Return each line holding the string "actuar".

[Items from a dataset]
____
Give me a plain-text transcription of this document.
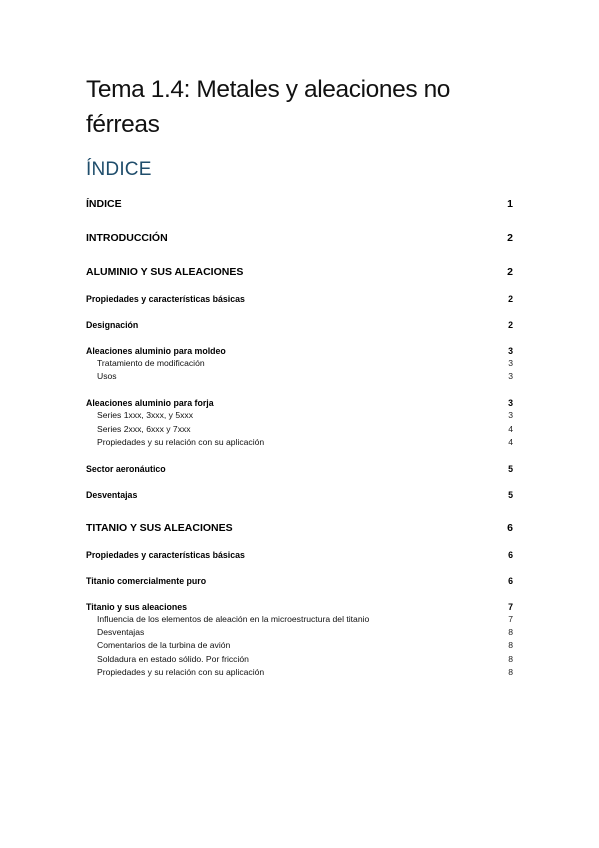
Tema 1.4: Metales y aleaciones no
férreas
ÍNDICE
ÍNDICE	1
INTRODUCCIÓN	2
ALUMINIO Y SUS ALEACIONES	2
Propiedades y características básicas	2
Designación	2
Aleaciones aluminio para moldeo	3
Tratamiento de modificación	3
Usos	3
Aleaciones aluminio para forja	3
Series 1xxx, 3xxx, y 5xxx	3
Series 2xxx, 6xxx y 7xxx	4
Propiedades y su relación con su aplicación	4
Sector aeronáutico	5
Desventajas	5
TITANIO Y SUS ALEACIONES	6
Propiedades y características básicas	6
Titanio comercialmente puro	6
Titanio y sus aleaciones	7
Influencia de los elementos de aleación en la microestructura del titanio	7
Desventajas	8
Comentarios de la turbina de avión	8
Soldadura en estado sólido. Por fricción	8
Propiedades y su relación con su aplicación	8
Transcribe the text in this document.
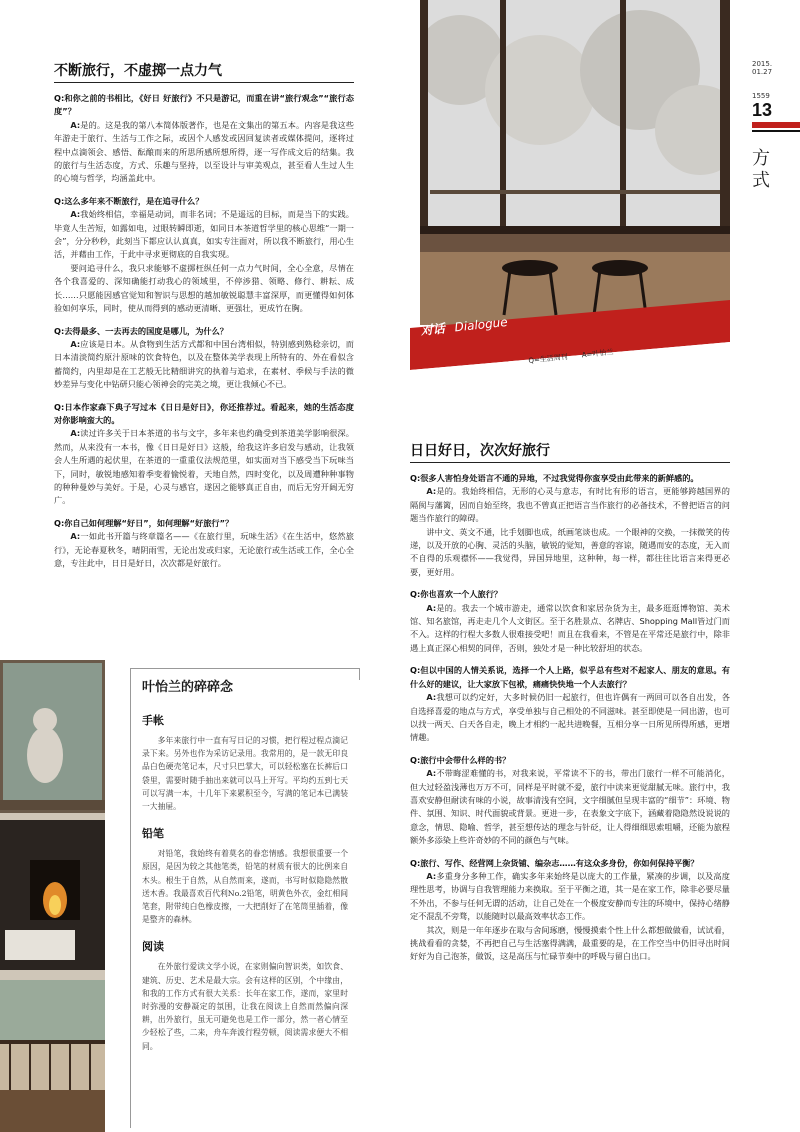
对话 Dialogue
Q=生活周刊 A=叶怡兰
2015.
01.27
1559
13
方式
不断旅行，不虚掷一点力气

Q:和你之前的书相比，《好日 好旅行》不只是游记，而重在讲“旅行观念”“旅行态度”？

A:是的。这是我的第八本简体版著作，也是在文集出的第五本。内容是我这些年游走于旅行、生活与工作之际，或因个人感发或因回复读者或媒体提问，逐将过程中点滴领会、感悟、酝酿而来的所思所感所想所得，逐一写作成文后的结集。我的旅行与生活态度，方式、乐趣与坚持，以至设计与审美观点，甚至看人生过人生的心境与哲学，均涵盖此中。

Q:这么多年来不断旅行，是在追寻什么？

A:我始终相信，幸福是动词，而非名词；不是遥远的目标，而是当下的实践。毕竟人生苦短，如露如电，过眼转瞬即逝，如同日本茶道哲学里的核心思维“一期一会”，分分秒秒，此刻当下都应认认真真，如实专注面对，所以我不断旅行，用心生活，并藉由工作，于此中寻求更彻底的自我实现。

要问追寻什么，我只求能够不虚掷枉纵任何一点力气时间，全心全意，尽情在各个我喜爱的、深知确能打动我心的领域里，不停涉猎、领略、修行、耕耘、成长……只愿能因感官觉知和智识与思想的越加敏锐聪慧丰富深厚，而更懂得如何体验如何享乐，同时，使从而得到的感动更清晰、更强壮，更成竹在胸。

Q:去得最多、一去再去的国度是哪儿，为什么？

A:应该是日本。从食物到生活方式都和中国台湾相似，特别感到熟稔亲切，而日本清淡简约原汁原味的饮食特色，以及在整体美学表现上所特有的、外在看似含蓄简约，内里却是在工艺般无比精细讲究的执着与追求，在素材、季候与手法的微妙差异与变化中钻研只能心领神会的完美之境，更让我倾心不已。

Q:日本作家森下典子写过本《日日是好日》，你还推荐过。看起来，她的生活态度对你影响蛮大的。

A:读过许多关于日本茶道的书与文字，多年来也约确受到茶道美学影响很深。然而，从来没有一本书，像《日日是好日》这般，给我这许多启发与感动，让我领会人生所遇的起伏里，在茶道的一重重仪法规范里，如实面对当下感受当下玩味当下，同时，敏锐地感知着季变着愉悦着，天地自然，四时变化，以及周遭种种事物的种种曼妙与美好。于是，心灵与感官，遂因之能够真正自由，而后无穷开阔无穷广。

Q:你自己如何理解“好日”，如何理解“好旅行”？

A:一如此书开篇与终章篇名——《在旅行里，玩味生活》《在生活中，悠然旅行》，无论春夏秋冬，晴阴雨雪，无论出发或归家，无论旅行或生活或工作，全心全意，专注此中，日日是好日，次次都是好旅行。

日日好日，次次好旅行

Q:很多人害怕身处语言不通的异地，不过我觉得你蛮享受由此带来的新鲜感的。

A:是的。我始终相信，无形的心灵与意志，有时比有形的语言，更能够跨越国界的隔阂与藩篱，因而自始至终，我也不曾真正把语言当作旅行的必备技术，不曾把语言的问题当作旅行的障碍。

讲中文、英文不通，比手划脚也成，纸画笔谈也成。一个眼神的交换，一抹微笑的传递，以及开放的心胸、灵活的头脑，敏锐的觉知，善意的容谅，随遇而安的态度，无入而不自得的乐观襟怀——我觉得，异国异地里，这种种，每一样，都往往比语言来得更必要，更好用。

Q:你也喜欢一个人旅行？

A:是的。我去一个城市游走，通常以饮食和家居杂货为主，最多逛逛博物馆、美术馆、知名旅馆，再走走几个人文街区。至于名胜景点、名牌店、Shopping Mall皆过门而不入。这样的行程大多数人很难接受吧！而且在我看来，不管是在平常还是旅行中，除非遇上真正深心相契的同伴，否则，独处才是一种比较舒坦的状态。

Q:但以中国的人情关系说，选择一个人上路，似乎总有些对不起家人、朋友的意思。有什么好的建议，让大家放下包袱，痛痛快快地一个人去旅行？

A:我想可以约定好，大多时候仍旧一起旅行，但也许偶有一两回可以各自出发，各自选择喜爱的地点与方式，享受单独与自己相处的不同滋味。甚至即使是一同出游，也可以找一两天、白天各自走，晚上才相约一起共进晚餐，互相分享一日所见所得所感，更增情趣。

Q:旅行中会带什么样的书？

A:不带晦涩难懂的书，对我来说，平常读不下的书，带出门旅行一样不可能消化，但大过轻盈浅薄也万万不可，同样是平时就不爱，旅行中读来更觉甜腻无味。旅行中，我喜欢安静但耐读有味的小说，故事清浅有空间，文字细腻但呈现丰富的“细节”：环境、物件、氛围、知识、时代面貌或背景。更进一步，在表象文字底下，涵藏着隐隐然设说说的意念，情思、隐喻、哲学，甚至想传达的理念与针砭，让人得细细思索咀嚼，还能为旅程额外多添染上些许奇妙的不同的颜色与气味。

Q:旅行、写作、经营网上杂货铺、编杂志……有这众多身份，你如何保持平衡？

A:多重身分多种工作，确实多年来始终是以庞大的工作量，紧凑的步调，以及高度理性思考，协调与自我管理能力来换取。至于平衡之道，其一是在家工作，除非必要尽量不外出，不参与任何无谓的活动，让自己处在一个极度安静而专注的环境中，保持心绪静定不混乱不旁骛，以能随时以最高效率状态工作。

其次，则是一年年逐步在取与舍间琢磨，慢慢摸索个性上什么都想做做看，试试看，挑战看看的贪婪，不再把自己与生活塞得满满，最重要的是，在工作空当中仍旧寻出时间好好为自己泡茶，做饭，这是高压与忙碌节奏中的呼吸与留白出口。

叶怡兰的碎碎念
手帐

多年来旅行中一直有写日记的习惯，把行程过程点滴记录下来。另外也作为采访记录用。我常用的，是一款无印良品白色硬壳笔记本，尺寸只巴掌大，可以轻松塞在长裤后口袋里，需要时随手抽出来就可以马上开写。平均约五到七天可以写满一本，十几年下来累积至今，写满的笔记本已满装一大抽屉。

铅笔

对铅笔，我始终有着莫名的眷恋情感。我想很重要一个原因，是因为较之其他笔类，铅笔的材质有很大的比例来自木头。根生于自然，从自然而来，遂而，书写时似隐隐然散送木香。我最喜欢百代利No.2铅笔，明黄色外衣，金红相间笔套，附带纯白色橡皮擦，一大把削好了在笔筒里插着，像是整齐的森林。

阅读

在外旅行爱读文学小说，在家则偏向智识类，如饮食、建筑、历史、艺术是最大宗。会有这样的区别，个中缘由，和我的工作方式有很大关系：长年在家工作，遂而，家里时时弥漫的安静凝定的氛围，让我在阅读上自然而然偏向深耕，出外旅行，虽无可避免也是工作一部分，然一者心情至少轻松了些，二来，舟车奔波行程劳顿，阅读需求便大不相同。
____
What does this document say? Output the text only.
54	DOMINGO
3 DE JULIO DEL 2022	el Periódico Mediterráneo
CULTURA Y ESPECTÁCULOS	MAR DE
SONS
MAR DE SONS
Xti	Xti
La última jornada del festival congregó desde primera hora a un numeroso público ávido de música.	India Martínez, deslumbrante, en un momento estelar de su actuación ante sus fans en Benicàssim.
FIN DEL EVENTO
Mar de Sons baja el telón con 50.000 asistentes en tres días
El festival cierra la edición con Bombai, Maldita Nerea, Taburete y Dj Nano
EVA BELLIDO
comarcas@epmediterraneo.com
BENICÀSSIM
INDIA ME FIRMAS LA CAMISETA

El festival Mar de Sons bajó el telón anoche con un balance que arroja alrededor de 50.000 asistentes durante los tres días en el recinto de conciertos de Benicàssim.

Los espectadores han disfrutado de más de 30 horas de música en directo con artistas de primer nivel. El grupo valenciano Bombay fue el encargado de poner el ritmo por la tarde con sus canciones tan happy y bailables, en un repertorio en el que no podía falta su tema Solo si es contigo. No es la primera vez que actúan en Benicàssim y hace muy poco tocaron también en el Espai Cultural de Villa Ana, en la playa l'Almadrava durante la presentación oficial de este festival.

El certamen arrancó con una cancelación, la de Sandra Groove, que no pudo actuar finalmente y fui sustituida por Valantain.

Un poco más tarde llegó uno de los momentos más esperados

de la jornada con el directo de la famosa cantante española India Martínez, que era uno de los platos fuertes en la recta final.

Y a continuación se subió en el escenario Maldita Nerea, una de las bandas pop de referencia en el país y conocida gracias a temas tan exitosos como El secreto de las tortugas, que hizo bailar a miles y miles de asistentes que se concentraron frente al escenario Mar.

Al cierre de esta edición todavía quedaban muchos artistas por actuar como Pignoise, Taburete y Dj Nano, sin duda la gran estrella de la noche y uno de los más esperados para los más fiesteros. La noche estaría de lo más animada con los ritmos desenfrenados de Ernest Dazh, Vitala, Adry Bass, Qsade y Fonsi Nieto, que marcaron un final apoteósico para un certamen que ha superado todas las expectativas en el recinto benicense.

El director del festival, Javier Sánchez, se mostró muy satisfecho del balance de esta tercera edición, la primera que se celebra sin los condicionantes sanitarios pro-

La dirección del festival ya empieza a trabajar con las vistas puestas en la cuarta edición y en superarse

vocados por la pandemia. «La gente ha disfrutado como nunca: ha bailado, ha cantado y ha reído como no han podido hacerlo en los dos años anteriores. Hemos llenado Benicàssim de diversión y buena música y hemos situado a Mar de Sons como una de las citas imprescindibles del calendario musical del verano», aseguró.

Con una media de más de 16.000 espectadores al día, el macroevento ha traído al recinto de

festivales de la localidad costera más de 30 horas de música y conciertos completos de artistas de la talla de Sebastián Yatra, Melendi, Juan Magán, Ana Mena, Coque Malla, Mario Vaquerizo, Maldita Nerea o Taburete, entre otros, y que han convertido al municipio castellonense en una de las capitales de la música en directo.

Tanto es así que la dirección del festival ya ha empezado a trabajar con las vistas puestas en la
____
- **Answer to this problem**
El certamen arrancó con una cancelación, la de Sandra Groove, que no pudo actuar finalmente y fui sustituida por Valantain.
Al cierre de esta edición todavía quedaban muchos artistas por actuar como Pignoise, Taburete y Dj Nano, sin duda la gran estrella de la noche y uno de los más esperados para los más fiesteros. La noche estaría de lo más animada con los ritmos desenfrenados de Ernest Dazh, Vitala, Adry Bass, Qsade y Fonsi Nieto, que marcaron un final apoteósico para un certamen que ha superado todas las expectativas en el recinto benicense.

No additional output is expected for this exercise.